> To be done: Update the items from the very first line through the line containing "The insulator 5 is at (465, 735).", swapping "prismatic" for "rectangular" and keeping everything else the same. Give back only those lines.

> Recorded data:
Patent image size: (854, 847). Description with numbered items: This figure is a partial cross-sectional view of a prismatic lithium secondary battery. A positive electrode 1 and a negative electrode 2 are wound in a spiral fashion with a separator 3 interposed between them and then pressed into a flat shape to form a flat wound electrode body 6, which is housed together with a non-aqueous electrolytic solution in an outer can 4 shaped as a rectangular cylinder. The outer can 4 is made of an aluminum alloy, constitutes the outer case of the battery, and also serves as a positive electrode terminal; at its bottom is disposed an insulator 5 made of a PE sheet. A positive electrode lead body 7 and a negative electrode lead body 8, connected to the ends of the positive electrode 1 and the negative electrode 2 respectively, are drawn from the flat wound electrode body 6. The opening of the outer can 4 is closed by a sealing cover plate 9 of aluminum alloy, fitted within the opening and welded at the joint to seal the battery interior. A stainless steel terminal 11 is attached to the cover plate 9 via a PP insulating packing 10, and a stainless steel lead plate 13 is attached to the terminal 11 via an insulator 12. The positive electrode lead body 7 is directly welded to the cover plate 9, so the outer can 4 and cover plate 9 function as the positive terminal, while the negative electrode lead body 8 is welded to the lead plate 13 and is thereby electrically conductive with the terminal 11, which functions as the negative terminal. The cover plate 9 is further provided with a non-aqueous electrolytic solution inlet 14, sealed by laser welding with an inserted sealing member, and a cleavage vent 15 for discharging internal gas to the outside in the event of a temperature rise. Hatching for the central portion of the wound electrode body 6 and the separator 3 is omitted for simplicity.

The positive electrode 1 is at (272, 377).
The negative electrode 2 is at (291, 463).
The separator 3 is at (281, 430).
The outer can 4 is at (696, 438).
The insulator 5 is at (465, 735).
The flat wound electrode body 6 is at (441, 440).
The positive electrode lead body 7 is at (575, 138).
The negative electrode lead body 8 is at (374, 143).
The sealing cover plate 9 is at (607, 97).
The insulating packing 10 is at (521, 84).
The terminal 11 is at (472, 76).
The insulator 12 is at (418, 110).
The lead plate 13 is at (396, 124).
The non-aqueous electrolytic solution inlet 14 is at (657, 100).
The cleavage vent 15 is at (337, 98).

> Exercise solution:
Patent image size: (854, 847). Description with numbered items: This figure is a partial cross-sectional view of a rectangular lithium secondary battery. A positive electrode 1 and a negative electrode 2 are wound in a spiral fashion with a separator 3 interposed between them and then pressed into a flat shape to form a flat wound electrode body 6, which is housed together with a non-aqueous electrolytic solution in an outer can 4 shaped as a rectangular cylinder. The outer can 4 is made of an aluminum alloy, constitutes the outer case of the battery, and also serves as a positive electrode terminal; at its bottom is disposed an insulator 5 made of a PE sheet. A positive electrode lead body 7 and a negative electrode lead body 8, connected to the ends of the positive electrode 1 and the negative electrode 2 respectively, are drawn from the flat wound electrode body 6. The opening of the outer can 4 is closed by a sealing cover plate 9 of aluminum alloy, fitted within the opening and welded at the joint to seal the battery interior. A stainless steel terminal 11 is attached to the cover plate 9 via a PP insulating packing 10, and a stainless steel lead plate 13 is attached to the terminal 11 via an insulator 12. The positive electrode lead body 7 is directly welded to the cover plate 9, so the outer can 4 and cover plate 9 function as the positive terminal, while the negative electrode lead body 8 is welded to the lead plate 13 and is thereby electrically conductive with the terminal 11, which functions as the negative terminal. The cover plate 9 is further provided with a non-aqueous electrolytic solution inlet 14, sealed by laser welding with an inserted sealing member, and a cleavage vent 15 for discharging internal gas to the outside in the event of a temperature rise. Hatching for the central portion of the wound electrode body 6 and the separator 3 is omitted for simplicity.

The positive electrode 1 is at (272, 377).
The negative electrode 2 is at (291, 463).
The separator 3 is at (281, 430).
The outer can 4 is at (696, 438).
The insulator 5 is at (465, 735).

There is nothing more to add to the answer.